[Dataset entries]
☆ ☆ ☆ ☆

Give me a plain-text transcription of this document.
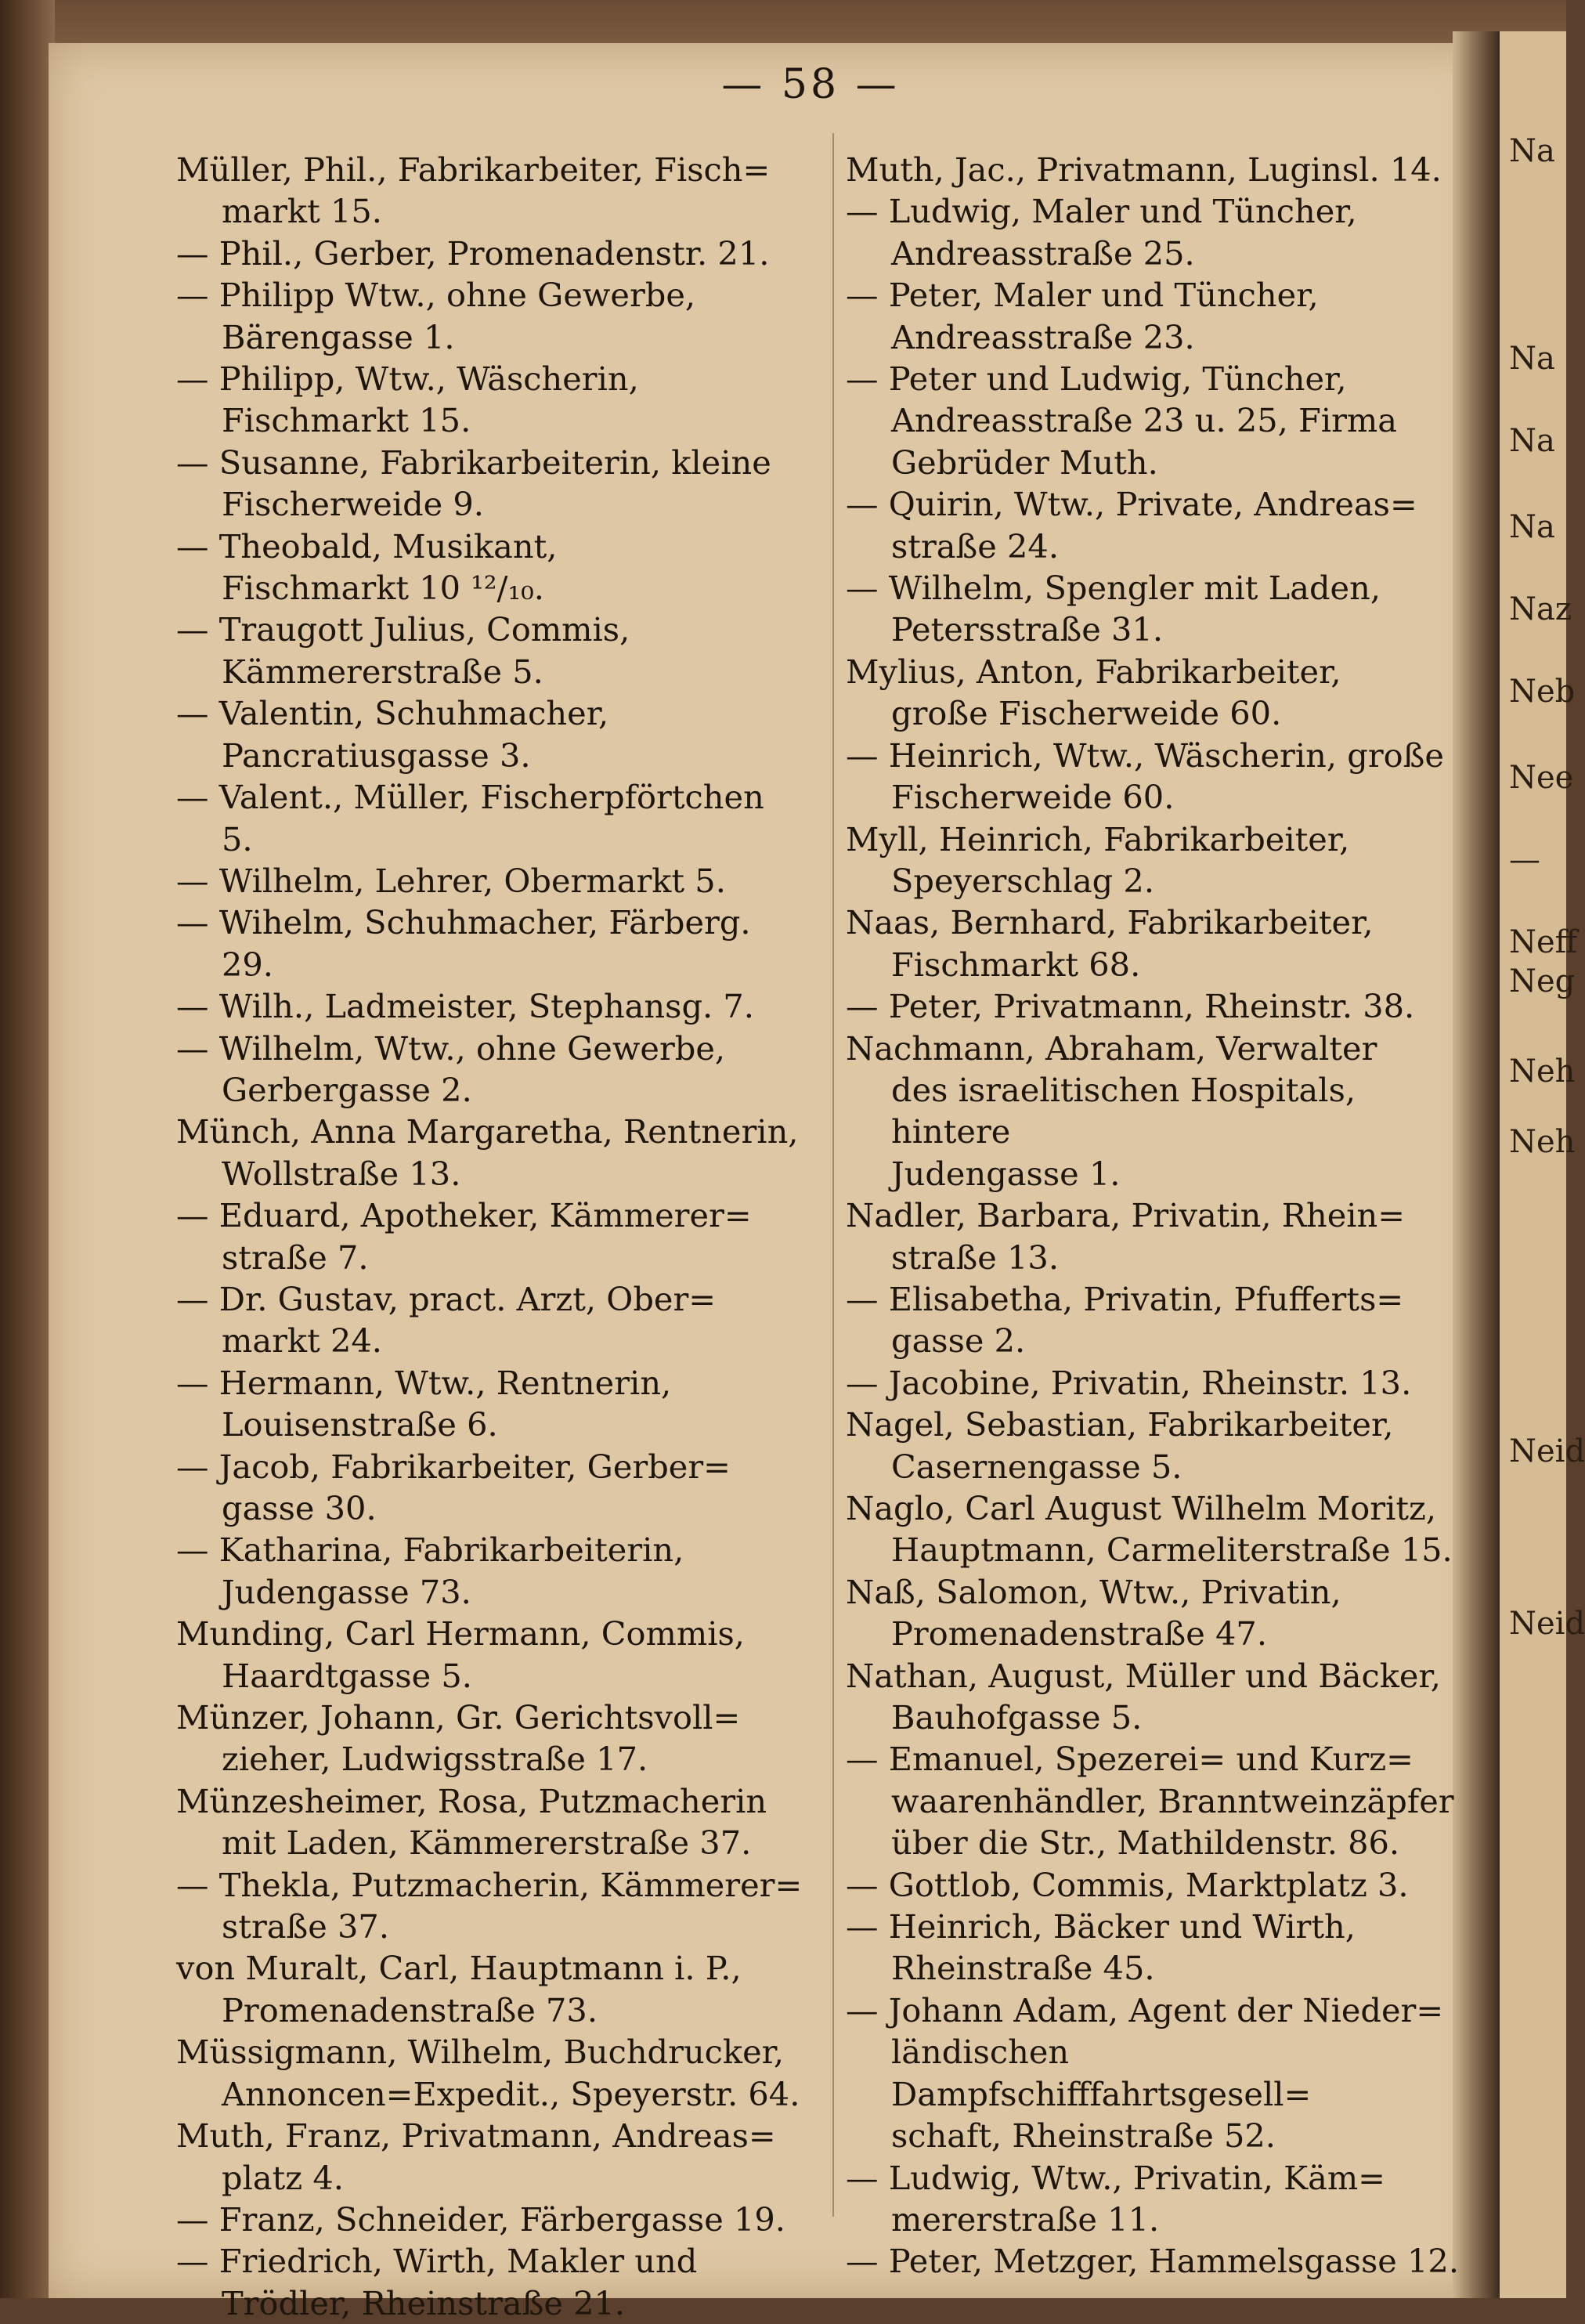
Na
Na
Na
Na
Naz
Neb
Nee
—
Neff
Neg
Neh
Neh
Neid
Neid
— 58 —
Müller, Phil., Fabrikarbeiter, Fisch=
markt 15.
— Phil., Gerber, Promenadenstr. 21.
— Philipp Wtw., ohne Gewerbe,
Bärengasse 1.
— Philipp, Wtw., Wäscherin,
Fischmarkt 15.
— Susanne, Fabrikarbeiterin, kleine
Fischerweide 9.
— Theobald, Musikant,
Fischmarkt 10 ¹²/₁₀.
— Traugott Julius, Commis,
Kämmererstraße 5.
— Valentin, Schuhmacher,
Pancratiusgasse 3.
— Valent., Müller, Fischerpförtchen 5.
— Wilhelm, Lehrer, Obermarkt 5.
— Wihelm, Schuhmacher, Färberg. 29.
— Wilh., Ladmeister, Stephansg. 7.
— Wilhelm, Wtw., ohne Gewerbe,
Gerbergasse 2.
Münch, Anna Margaretha, Rentnerin,
Wollstraße 13.
— Eduard, Apotheker, Kämmerer=
straße 7.
— Dr. Gustav, pract. Arzt, Ober=
markt 24.
— Hermann, Wtw., Rentnerin,
Louisenstraße 6.
— Jacob, Fabrikarbeiter, Gerber=
gasse 30.
— Katharina, Fabrikarbeiterin,
Judengasse 73.
Munding, Carl Hermann, Commis,
Haardtgasse 5.
Münzer, Johann, Gr. Gerichtsvoll=
zieher, Ludwigsstraße 17.
Münzesheimer, Rosa, Putzmacherin
mit Laden, Kämmererstraße 37.
— Thekla, Putzmacherin, Kämmerer=
straße 37.
von Muralt, Carl, Hauptmann i. P.,
Promenadenstraße 73.
Müssigmann, Wilhelm, Buchdrucker,
Annoncen=Expedit., Speyerstr. 64.
Muth, Franz, Privatmann, Andreas=
platz 4.
— Franz, Schneider, Färbergasse 19.
— Friedrich, Wirth, Makler und
Trödler, Rheinstraße 21.
Muth, Jac., Privatmann, Luginsl. 14.
— Ludwig, Maler und Tüncher,
Andreasstraße 25.
— Peter, Maler und Tüncher,
Andreasstraße 23.
— Peter und Ludwig, Tüncher,
Andreasstraße 23 u. 25, Firma
Gebrüder Muth.
— Quirin, Wtw., Private, Andreas=
straße 24.
— Wilhelm, Spengler mit Laden,
Petersstraße 31.
Mylius, Anton, Fabrikarbeiter,
große Fischerweide 60.
— Heinrich, Wtw., Wäscherin, große
Fischerweide 60.
Myll, Heinrich, Fabrikarbeiter,
Speyerschlag 2.
Naas, Bernhard, Fabrikarbeiter,
Fischmarkt 68.
— Peter, Privatmann, Rheinstr. 38.
Nachmann, Abraham, Verwalter
des israelitischen Hospitals, hintere
Judengasse 1.
Nadler, Barbara, Privatin, Rhein=
straße 13.
— Elisabetha, Privatin, Pfufferts=
gasse 2.
— Jacobine, Privatin, Rheinstr. 13.
Nagel, Sebastian, Fabrikarbeiter,
Casernengasse 5.
Naglo, Carl August Wilhelm Moritz,
Hauptmann, Carmeliterstraße 15.
Naß, Salomon, Wtw., Privatin,
Promenadenstraße 47.
Nathan, August, Müller und Bäcker,
Bauhofgasse 5.
— Emanuel, Spezerei= und Kurz=
waarenhändler, Branntweinzäpfer
über die Str., Mathildenstr. 86.
— Gottlob, Commis, Marktplatz 3.
— Heinrich, Bäcker und Wirth,
Rheinstraße 45.
— Johann Adam, Agent der Nieder=
ländischen Dampfschifffahrtsgesell=
schaft, Rheinstraße 52.
— Ludwig, Wtw., Privatin, Käm=
mererstraße 11.
— Peter, Metzger, Hammelsgasse 12.
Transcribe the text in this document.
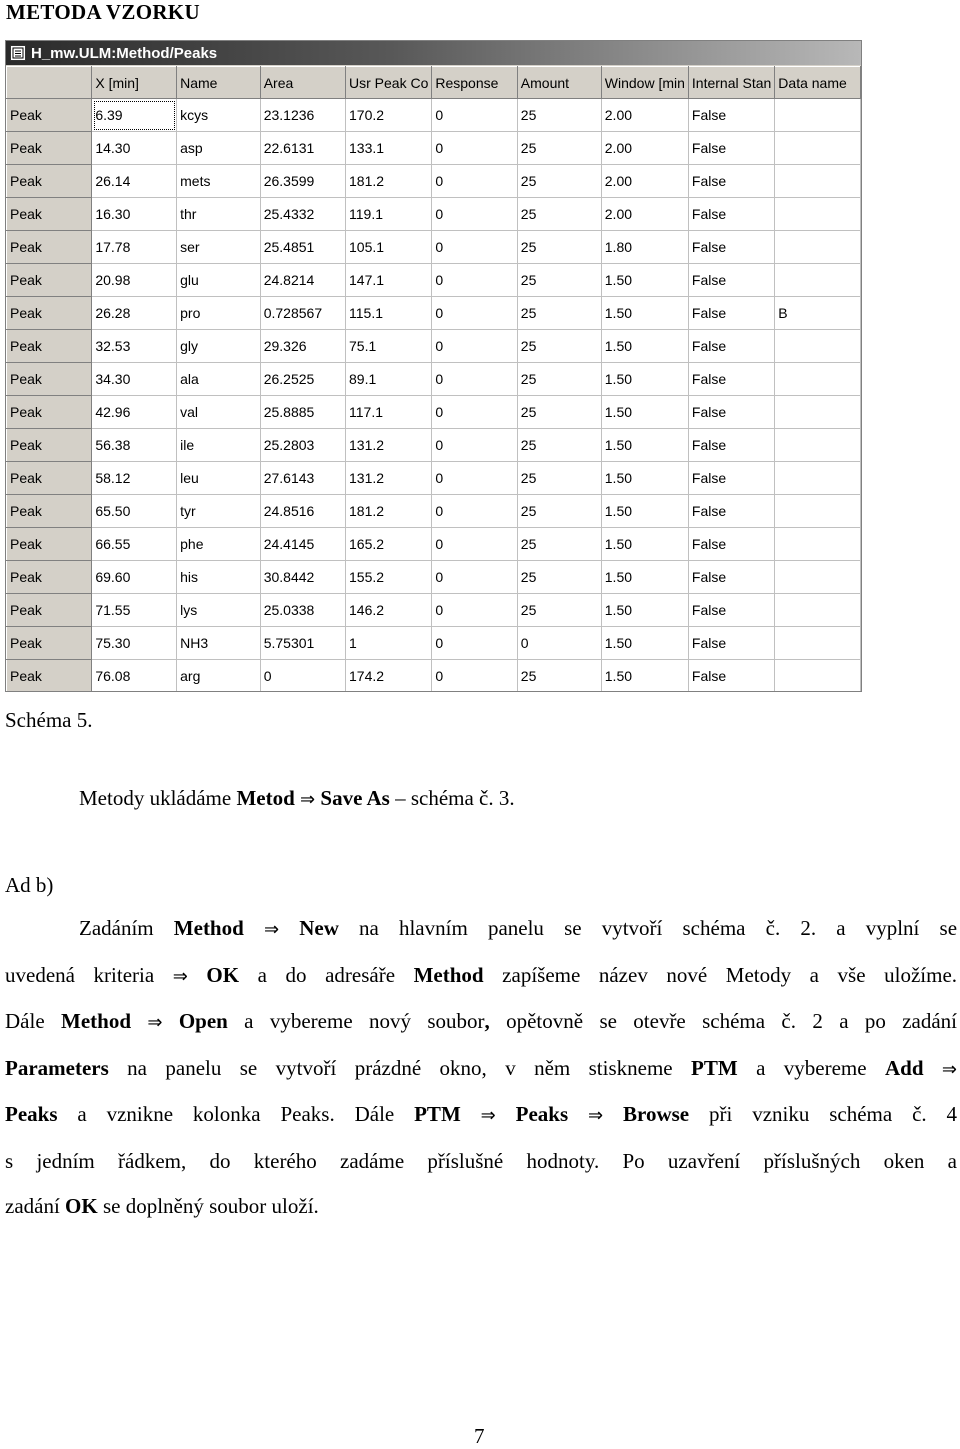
METODA VZORKU
H_mw.ULM:Method/Peaks
	X [min]	Name	Area	Usr Peak Co	Response	Amount	Window [min	Internal Stan	Data name
Peak	6.39	kcys	23.1236	170.2	0	25	2.00	False	
Peak	14.30	asp	22.6131	133.1	0	25	2.00	False	
Peak	26.14	mets	26.3599	181.2	0	25	2.00	False	
Peak	16.30	thr	25.4332	119.1	0	25	2.00	False	
Peak	17.78	ser	25.4851	105.1	0	25	1.80	False	
Peak	20.98	glu	24.8214	147.1	0	25	1.50	False	
Peak	26.28	pro	0.728567	115.1	0	25	1.50	False	B
Peak	32.53	gly	29.326	75.1	0	25	1.50	False	
Peak	34.30	ala	26.2525	89.1	0	25	1.50	False	
Peak	42.96	val	25.8885	117.1	0	25	1.50	False	
Peak	56.38	ile	25.2803	131.2	0	25	1.50	False	
Peak	58.12	leu	27.6143	131.2	0	25	1.50	False	
Peak	65.50	tyr	24.8516	181.2	0	25	1.50	False	
Peak	66.55	phe	24.4145	165.2	0	25	1.50	False	
Peak	69.60	his	30.8442	155.2	0	25	1.50	False	
Peak	71.55	lys	25.0338	146.2	0	25	1.50	False	
Peak	75.30	NH3	5.75301	1	0	0	1.50	False	
Peak	76.08	arg	0	174.2	0	25	1.50	False	
Schéma 5.
Metody ukládáme Metod ⇒ Save As – schéma č. 3.
Ad b)
Zadáním Method ⇒ New na hlavním panelu se vytvoří schéma č. 2. a vyplní se
uvedená kriteria ⇒ OK a do adresáře Method zapíšeme název nové Metody a vše uložíme.
Dále Method ⇒ Open a vybereme nový soubor, opětovně se otevře schéma č. 2 a po zadání
Parameters na panelu se vytvoří prázdné okno, v něm stiskneme PTM a vybereme Add ⇒
Peaks a vznikne kolonka Peaks. Dále PTM ⇒ Peaks ⇒ Browse při vzniku schéma č. 4
s jedním řádkem, do kterého zadáme příslušné hodnoty. Po uzavření příslušných oken a
zadání OK se doplněný soubor uloží.
7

☆ ☆ ☆ ☆

STATED TASK: Working from the listing above, pick out every line that has "Wäscherin" and copy it.

REPLY:
— Philipp, Wtw., Wäscherin,
— Heinrich, Wtw., Wäscherin, große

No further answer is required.